## BEGIN RECORDS FOR THIS EXERCISE

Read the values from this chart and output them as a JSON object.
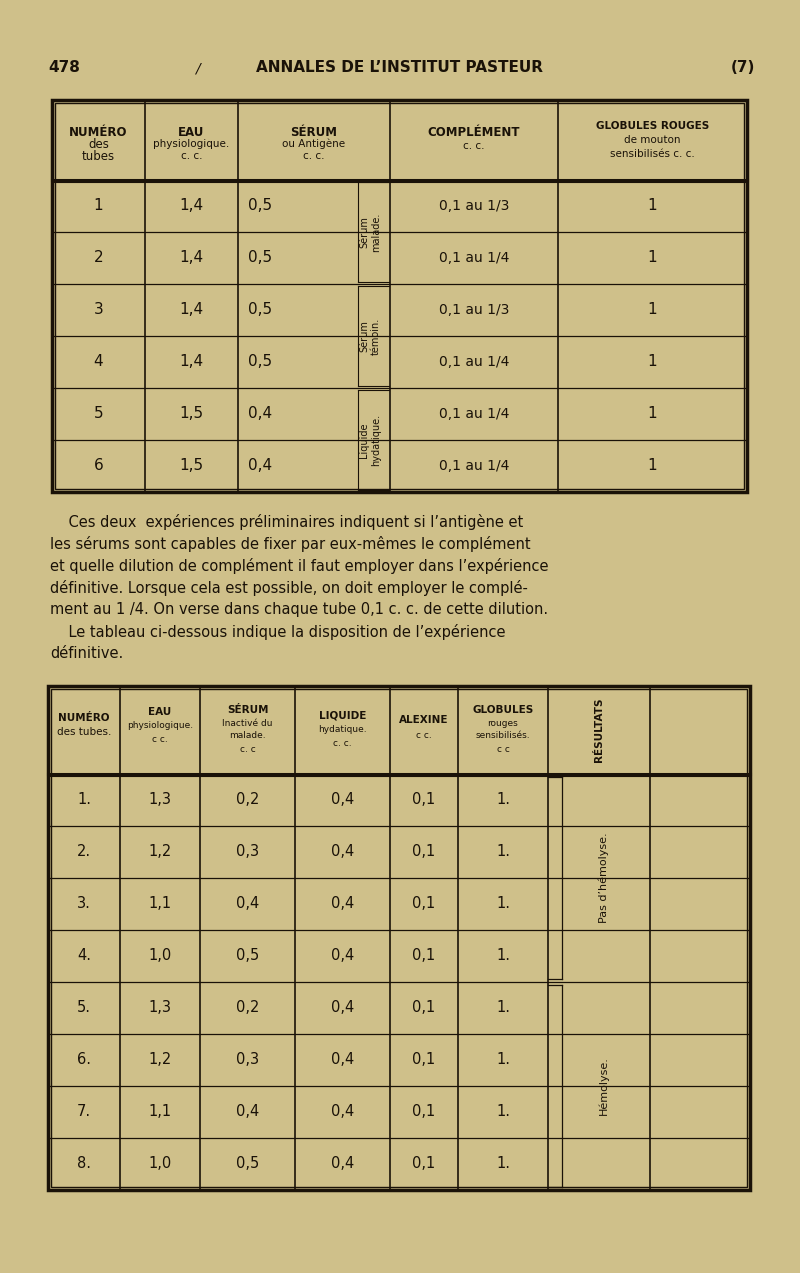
{
  "bg_color": "#cfc08a",
  "text_color": "#1a1208",
  "page_num_left": "478",
  "page_title": "ANNALES DE L’INSTITUT PASTEUR",
  "page_num_right": "(7)",
  "table1_rows": [
    [
      "1",
      "1,4",
      "0,5",
      "0,1 au 1/3",
      "1"
    ],
    [
      "2",
      "1,4",
      "0,5",
      "0,1 au 1/4",
      "1"
    ],
    [
      "3",
      "1,4",
      "0,5",
      "0,1 au 1/3",
      "1"
    ],
    [
      "4",
      "1,4",
      "0,5",
      "0,1 au 1/4",
      "1"
    ],
    [
      "5",
      "1,5",
      "0,4",
      "0,1 au 1/4",
      "1"
    ],
    [
      "6",
      "1,5",
      "0,4",
      "0,1 au 1/4",
      "1"
    ]
  ],
  "table1_brace": [
    {
      "rows": [
        0,
        1
      ],
      "label": "Sérum\nmalade."
    },
    {
      "rows": [
        2,
        3
      ],
      "label": "Sérum\ntémoin."
    },
    {
      "rows": [
        4,
        5
      ],
      "label": "Liquide\nhydatique."
    }
  ],
  "para_lines": [
    "    Ces deux  expériences préliminaires indiquent si l’antigène et",
    "les sérums sont capables de fixer par eux-mêmes le complément",
    "et quelle dilution de complément il faut employer dans l’expérience",
    "définitive. Lorsque cela est possible, on doit employer le complé-",
    "ment au 1 /4. On verse dans chaque tube 0,1 c. c. de cette dilution.",
    "    Le tableau ci-dessous indique la disposition de l’expérience",
    "définitive."
  ],
  "table2_rows": [
    [
      "1.",
      "1,3",
      "0,2",
      "0,4",
      "0,1",
      "1."
    ],
    [
      "2.",
      "1,2",
      "0,3",
      "0,4",
      "0,1",
      "1."
    ],
    [
      "3.",
      "1,1",
      "0,4",
      "0,4",
      "0,1",
      "1."
    ],
    [
      "4.",
      "1,0",
      "0,5",
      "0,4",
      "0,1",
      "1."
    ],
    [
      "5.",
      "1,3",
      "0,2",
      "0,4",
      "0,1",
      "1."
    ],
    [
      "6.",
      "1,2",
      "0,3",
      "0,4",
      "0,1",
      "1."
    ],
    [
      "7.",
      "1,1",
      "0,4",
      "0,4",
      "0,1",
      "1."
    ],
    [
      "8.",
      "1,0",
      "0,5",
      "0,4",
      "0,1",
      "1."
    ]
  ],
  "table2_brace": [
    {
      "rows": [
        0,
        1,
        2,
        3
      ],
      "label": "Pas d’hémolyse."
    },
    {
      "rows": [
        4,
        5,
        6,
        7
      ],
      "label": "Hémolyse."
    }
  ]
}
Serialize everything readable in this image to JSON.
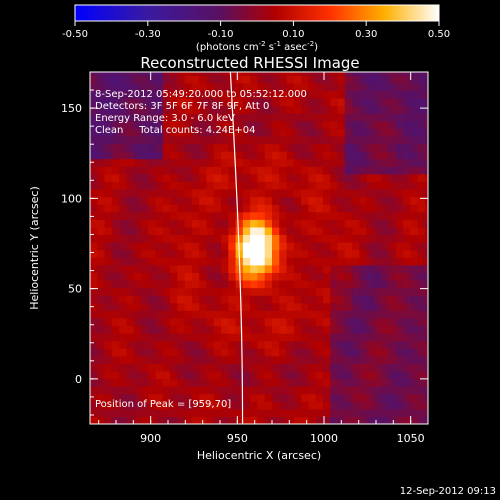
{
  "chart_data": {
    "type": "heatmap",
    "title": "Reconstructed RHESSI Image",
    "colorbar": {
      "ticks": [
        "-0.50",
        "-0.30",
        "-0.10",
        "0.10",
        "0.30",
        "0.50"
      ],
      "range": [
        -0.5,
        0.5
      ],
      "units_prefix": "(photons cm",
      "units_exp1": "-2",
      "units_mid": " s",
      "units_exp2": "-1",
      "units_mid2": " asec",
      "units_exp3": "-2",
      "units_suffix": ")"
    },
    "xlabel": "Heliocentric X (arcsec)",
    "ylabel": "Heliocentric Y (arcsec)",
    "xlim": [
      865,
      1060
    ],
    "ylim": [
      -25,
      170
    ],
    "xticks": [
      "900",
      "950",
      "1000",
      "1050"
    ],
    "yticks": [
      "0",
      "50",
      "100",
      "150"
    ],
    "peak": {
      "x": 959,
      "y": 70,
      "value": 0.5
    },
    "limb": {
      "x_at_top": 946,
      "x_at_bottom": 953
    },
    "annotations": {
      "time_range": " 8-Sep-2012 05:49:20.000 to 05:52:12.000",
      "detectors": "Detectors: 3F 5F 6F 7F 8F 9F, Att 0",
      "energy": "Energy Range: 3.0 - 6.0 keV",
      "clean": "Clean     Total counts: 4.24E+04",
      "peak_label": "Position of Peak = [959,70]"
    },
    "colors": {
      "background": "#000000",
      "axes": "#ffffff"
    }
  },
  "footer": {
    "timestamp": "12-Sep-2012 09:13"
  }
}
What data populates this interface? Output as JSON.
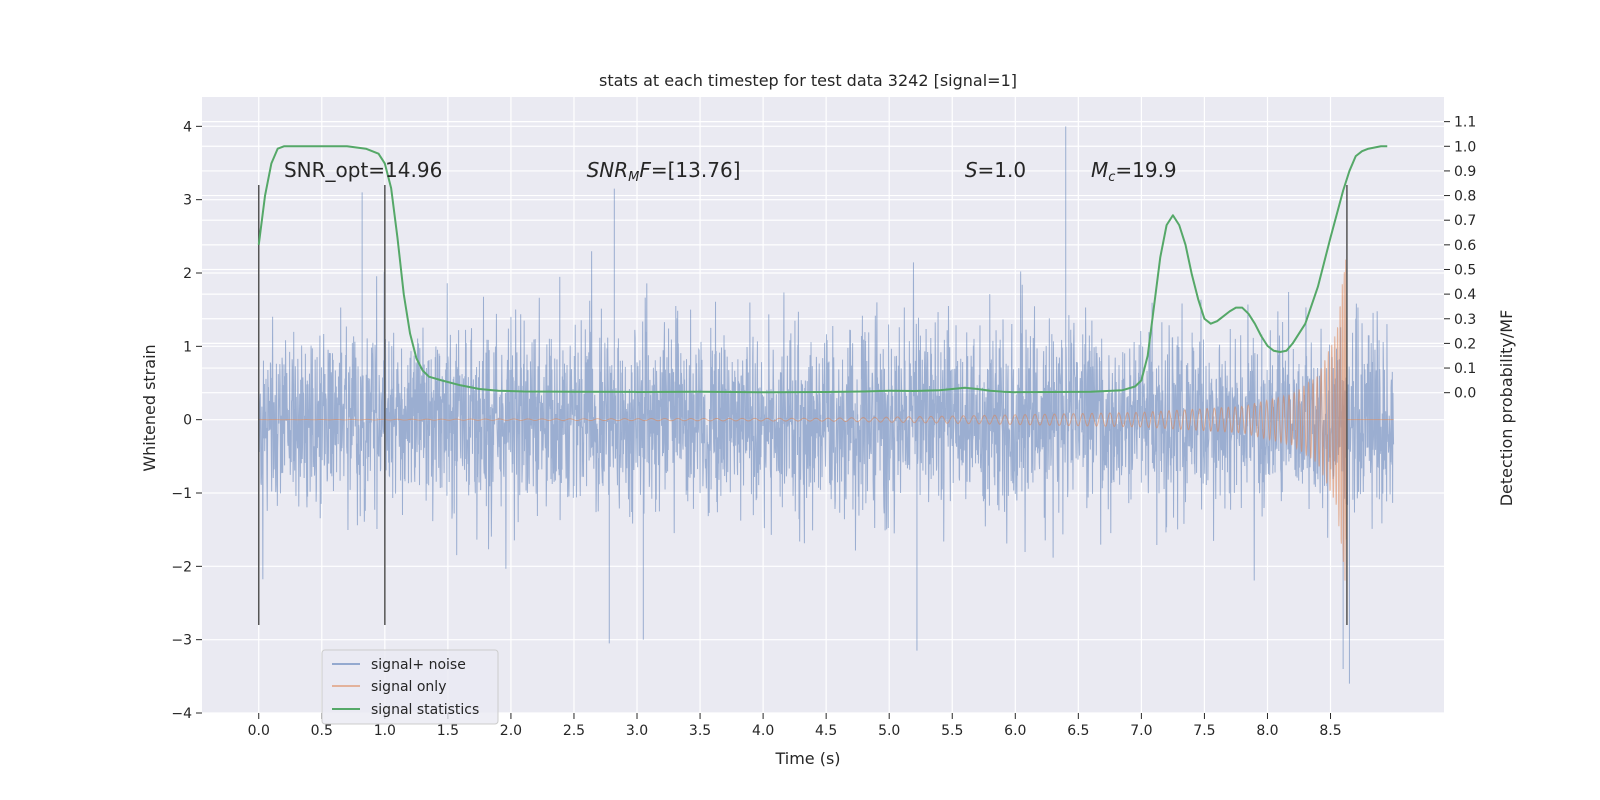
{
  "chart_data": {
    "type": "line",
    "title": "stats at each timestep for test data 3242 [signal=1]",
    "xlabel": "Time (s)",
    "ylabel": "Whitened strain",
    "ylabel_right": "Detection probability/MF",
    "xlim": [
      -0.45,
      9.4
    ],
    "ylim": [
      -4,
      4.4
    ],
    "ylim_right": [
      -1.3,
      1.2
    ],
    "x_ticks": [
      0.0,
      0.5,
      1.0,
      1.5,
      2.0,
      2.5,
      3.0,
      3.5,
      4.0,
      4.5,
      5.0,
      5.5,
      6.0,
      6.5,
      7.0,
      7.5,
      8.0,
      8.5
    ],
    "x_tick_labels": [
      "0.0",
      "0.5",
      "1.0",
      "1.5",
      "2.0",
      "2.5",
      "3.0",
      "3.5",
      "4.0",
      "4.5",
      "5.0",
      "5.5",
      "6.0",
      "6.5",
      "7.0",
      "7.5",
      "8.0",
      "8.5"
    ],
    "y_ticks": [
      -4,
      -3,
      -2,
      -1,
      0,
      1,
      2,
      3,
      4
    ],
    "y_tick_labels": [
      "−4",
      "−3",
      "−2",
      "−1",
      "0",
      "1",
      "2",
      "3",
      "4"
    ],
    "y_right_ticks": [
      0.0,
      0.1,
      0.2,
      0.3,
      0.4,
      0.5,
      0.6,
      0.7,
      0.8,
      0.9,
      1.0,
      1.1
    ],
    "y_right_tick_labels": [
      "0.0",
      "0.1",
      "0.2",
      "0.3",
      "0.4",
      "0.5",
      "0.6",
      "0.7",
      "0.8",
      "0.9",
      "1.0",
      "1.1"
    ],
    "grid": true,
    "legend_position": "lower-left",
    "annotations": [
      {
        "text": "SNR_opt=14.96",
        "x": 0.2,
        "y": 3.2
      },
      {
        "text": "SNR_MF=[13.76]",
        "x": 2.6,
        "y": 3.2
      },
      {
        "text": "S=1.0",
        "x": 5.6,
        "y": 3.2
      },
      {
        "text": "M_c=19.9",
        "x": 6.6,
        "y": 3.2
      }
    ],
    "vertical_markers_x": [
      0.0,
      1.0,
      8.63
    ],
    "vertical_markers_ymin": -2.8,
    "vertical_markers_ymax": 3.2,
    "series": [
      {
        "name": "signal+ noise",
        "color": "#4c72b0",
        "note": "whitened noisy strain, approx unit variance, 0 to 9 s",
        "amplitude_envelope": 1.3,
        "peak_samples": [
          {
            "x": 0.82,
            "y": 3.1
          },
          {
            "x": 2.82,
            "y": 3.15
          },
          {
            "x": 2.78,
            "y": -3.05
          },
          {
            "x": 3.05,
            "y": -3.0
          },
          {
            "x": 5.22,
            "y": -3.15
          },
          {
            "x": 6.4,
            "y": 4.0
          },
          {
            "x": 8.6,
            "y": -3.4
          },
          {
            "x": 8.65,
            "y": -3.6
          }
        ]
      },
      {
        "name": "signal only",
        "color": "#dd8452",
        "note": "chirp, growing amplitude, merger near 8.63 s",
        "amplitude_points": [
          {
            "x": 0.0,
            "a": 0.0
          },
          {
            "x": 4.5,
            "a": 0.02
          },
          {
            "x": 5.5,
            "a": 0.05
          },
          {
            "x": 7.0,
            "a": 0.1
          },
          {
            "x": 7.8,
            "a": 0.18
          },
          {
            "x": 8.2,
            "a": 0.35
          },
          {
            "x": 8.4,
            "a": 0.6
          },
          {
            "x": 8.55,
            "a": 1.2
          },
          {
            "x": 8.62,
            "a": 2.3
          },
          {
            "x": 8.64,
            "a": 0.0
          },
          {
            "x": 9.0,
            "a": 0.0
          }
        ]
      },
      {
        "name": "signal statistics",
        "color": "#55a868",
        "axis": "right",
        "x": [
          0.0,
          0.05,
          0.1,
          0.15,
          0.2,
          0.3,
          0.5,
          0.7,
          0.85,
          0.95,
          1.0,
          1.05,
          1.1,
          1.15,
          1.2,
          1.25,
          1.3,
          1.35,
          1.45,
          1.6,
          1.75,
          1.9,
          2.1,
          2.5,
          3.0,
          3.5,
          4.0,
          4.5,
          4.8,
          5.0,
          5.2,
          5.4,
          5.5,
          5.6,
          5.7,
          5.8,
          5.9,
          6.0,
          6.3,
          6.6,
          6.85,
          6.95,
          7.0,
          7.05,
          7.1,
          7.15,
          7.2,
          7.25,
          7.3,
          7.35,
          7.4,
          7.45,
          7.5,
          7.55,
          7.6,
          7.65,
          7.7,
          7.75,
          7.8,
          7.85,
          7.9,
          7.95,
          8.0,
          8.05,
          8.1,
          8.15,
          8.2,
          8.3,
          8.4,
          8.5,
          8.6,
          8.65,
          8.7,
          8.75,
          8.8,
          8.9,
          8.95
        ],
        "y": [
          0.6,
          0.8,
          0.93,
          0.99,
          1.0,
          1.0,
          1.0,
          1.0,
          0.99,
          0.97,
          0.93,
          0.83,
          0.63,
          0.4,
          0.24,
          0.14,
          0.09,
          0.065,
          0.05,
          0.03,
          0.015,
          0.008,
          0.005,
          0.004,
          0.003,
          0.004,
          0.002,
          0.003,
          0.005,
          0.008,
          0.007,
          0.01,
          0.015,
          0.02,
          0.015,
          0.008,
          0.004,
          0.002,
          0.003,
          0.004,
          0.01,
          0.025,
          0.05,
          0.15,
          0.35,
          0.55,
          0.68,
          0.72,
          0.68,
          0.6,
          0.48,
          0.38,
          0.3,
          0.28,
          0.29,
          0.31,
          0.33,
          0.345,
          0.345,
          0.32,
          0.28,
          0.23,
          0.19,
          0.17,
          0.165,
          0.17,
          0.2,
          0.28,
          0.43,
          0.63,
          0.82,
          0.9,
          0.96,
          0.98,
          0.99,
          1.0,
          1.0
        ]
      }
    ]
  }
}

## END RECORDS FOR THIS EXERCISE

» PROBLEM REQUIREMENTS
Only the number is wanted: how many lines of the material contain the word "JSON"?

» RESPONSE BELOW
3